Your task »
Please repeat the data from the line with "y2-tick-label: 400 — [784, 153, 809, 170]" to the line with "y2-axis-title: dV/dt [Volts/sec]", changing "chart-annotation" to "plot-annotation" and leaving everything else unchanged.

────────────────────────────────────────

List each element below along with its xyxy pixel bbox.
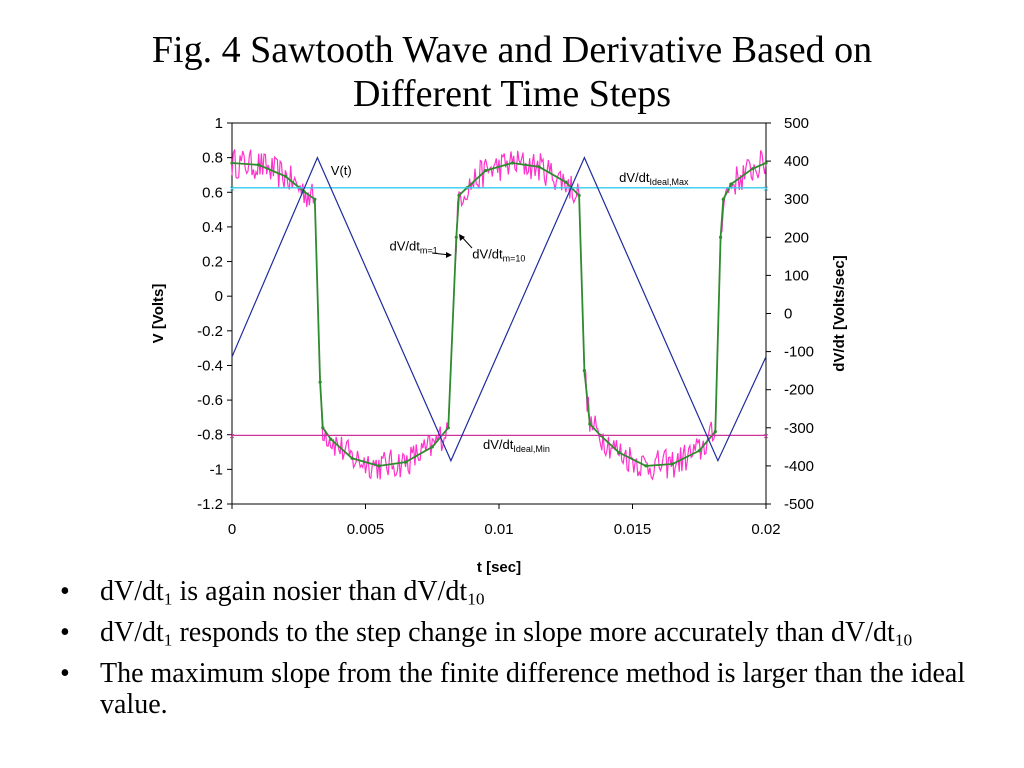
y2-tick-label: 400 — [784, 153, 809, 170]
y-tick-label: -0.2 — [197, 323, 223, 340]
bullet-text: The maximum slope from the finite differ… — [100, 658, 966, 720]
bullet-subscript: 1 — [163, 630, 173, 650]
series-m10-point — [729, 182, 733, 186]
series-m10-point — [577, 193, 581, 197]
series-m10-point — [510, 161, 514, 165]
bullet-subscript: 1 — [163, 589, 173, 609]
annotation-arrowhead — [459, 234, 465, 241]
chart-annotation: dV/dtm=1 — [390, 239, 438, 256]
series-m10-point — [454, 235, 458, 239]
series-m10-point — [446, 426, 450, 430]
chart-annotation: V(t) — [331, 163, 352, 178]
y-tick-label: 0.2 — [202, 254, 223, 271]
bullet-text: dV/dt — [100, 617, 164, 648]
y2-tick-label: 0 — [784, 306, 792, 323]
series-m10-point — [329, 437, 333, 441]
series-m10-point — [403, 460, 408, 464]
y2-tick-label: -300 — [784, 420, 814, 437]
x-axis-title: t [sec] — [477, 559, 521, 576]
series-m10-point — [564, 180, 568, 184]
y2-axis-title: dV/dt [Volts/sec] — [831, 255, 848, 371]
series-m10-point — [257, 163, 261, 167]
series-m10-point — [537, 165, 541, 169]
bullet-item: dV/dt1 is again nosier than dV/dt10 — [58, 576, 998, 609]
series-m10-point — [719, 235, 723, 239]
y-tick-label: -1 — [210, 461, 223, 478]
series-m10-point — [751, 167, 755, 171]
bullet-item: dV/dt1 responds to the step change in sl… — [58, 617, 998, 650]
ideal-min-marker: × — [229, 431, 235, 442]
series-m10-point — [713, 430, 717, 434]
slide-title: Fig. 4 Sawtooth Wave and Derivative Base… — [0, 28, 1024, 116]
y2-tick-label: 100 — [784, 267, 809, 284]
y-tick-label: -0.8 — [197, 427, 223, 444]
y-tick-label: 0.8 — [202, 150, 223, 167]
bullet-list: dV/dt1 is again nosier than dV/dt10 dV/d… — [58, 576, 998, 730]
series-m10-point — [721, 197, 725, 201]
series-m10-point — [457, 193, 461, 197]
bullet-text: responds to the step change in slope mor… — [172, 617, 895, 648]
bullet-text: is again nosier than dV/dt — [172, 576, 468, 607]
y-tick-label: -0.4 — [197, 357, 223, 374]
series-m10-point — [764, 161, 768, 165]
y2-tick-label: -500 — [784, 496, 814, 513]
series-m10-point — [644, 464, 648, 468]
title-line-1: Fig. 4 Sawtooth Wave and Derivative Base… — [151, 29, 873, 71]
series-m10-point — [318, 380, 322, 384]
series-m10-point — [670, 462, 675, 466]
x-tick-label: 0 — [228, 521, 236, 538]
x-tick-label: 0.005 — [347, 521, 385, 538]
series-m10-point — [350, 456, 354, 460]
series-m10-line — [231, 162, 767, 467]
series-m10-point — [230, 161, 234, 165]
ideal-max-marker: × — [763, 184, 769, 195]
bullet-subscript: 10 — [894, 630, 913, 650]
y2-tick-label: -100 — [784, 344, 814, 361]
y2-tick-label: 200 — [784, 229, 809, 246]
y2-tick-label: 300 — [784, 191, 809, 208]
bullet-subscript: 10 — [467, 589, 485, 609]
x-tick-label: 0.015 — [614, 521, 652, 538]
chart-annotation: dV/dtIdeal,Min — [483, 437, 550, 454]
series-m10-point — [697, 449, 701, 453]
y2-tick-label: -200 — [784, 382, 814, 399]
y-tick-label: -1.2 — [197, 496, 223, 513]
annotation-arrowhead — [446, 252, 452, 258]
title-line-2: Different Time Steps — [352, 73, 672, 115]
ideal-min-marker: × — [763, 431, 769, 442]
series-m1-line — [231, 149, 767, 481]
bullet-item: The maximum slope from the finite differ… — [58, 658, 998, 720]
y-axis-title: V [Volts] — [150, 284, 167, 344]
ideal-max-marker: × — [229, 184, 235, 195]
series-m10-point — [617, 451, 621, 455]
y2-tick-label: -400 — [784, 458, 814, 475]
y-tick-label: 0.6 — [202, 184, 223, 201]
chart-annotation: dV/dtIdeal,Max — [619, 170, 689, 187]
series-m10-point — [321, 426, 325, 430]
x-tick-label: 0.02 — [751, 521, 780, 538]
series-m10-point — [588, 422, 592, 426]
y-tick-label: -0.6 — [197, 392, 223, 409]
series-m10-point — [377, 464, 381, 468]
series-vt-line — [231, 156, 767, 463]
series-m10-point — [430, 445, 434, 449]
series-m10-point — [313, 197, 317, 201]
chart-annotation: dV/dtm=10 — [472, 246, 525, 263]
series-m10-point — [484, 169, 488, 173]
y-tick-label: 1 — [215, 115, 223, 132]
series-m10-point — [582, 369, 587, 373]
series-m10-point — [283, 174, 287, 178]
y-tick-label: 0 — [215, 288, 223, 305]
bullet-text: dV/dt — [100, 576, 164, 607]
x-tick-label: 0.01 — [484, 521, 513, 538]
y-tick-label: 0.4 — [202, 219, 223, 236]
y2-tick-label: 500 — [784, 115, 809, 132]
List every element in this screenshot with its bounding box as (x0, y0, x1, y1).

────────────────────────────────────────

Task output »
y2-tick-label: 400 — [784, 153, 809, 170]
y-tick-label: -0.2 — [197, 323, 223, 340]
bullet-text: The maximum slope from the finite differ… — [100, 658, 966, 720]
bullet-subscript: 1 — [163, 630, 173, 650]
series-m10-point — [729, 182, 733, 186]
series-m10-point — [577, 193, 581, 197]
series-m10-point — [510, 161, 514, 165]
bullet-subscript: 1 — [163, 589, 173, 609]
annotation-arrowhead — [459, 234, 465, 241]
plot-annotation: dV/dtm=1 — [390, 239, 438, 256]
series-m10-point — [454, 235, 458, 239]
series-m10-point — [446, 426, 450, 430]
plot-annotation: V(t) — [331, 163, 352, 178]
y-tick-label: 0.2 — [202, 254, 223, 271]
bullet-text: dV/dt — [100, 617, 164, 648]
y2-tick-label: 0 — [784, 306, 792, 323]
series-m10-point — [329, 437, 333, 441]
series-m10-point — [403, 460, 408, 464]
y2-tick-label: -300 — [784, 420, 814, 437]
x-axis-title: t [sec] — [477, 559, 521, 576]
series-m10-point — [564, 180, 568, 184]
y2-axis-title: dV/dt [Volts/sec] — [831, 255, 848, 371]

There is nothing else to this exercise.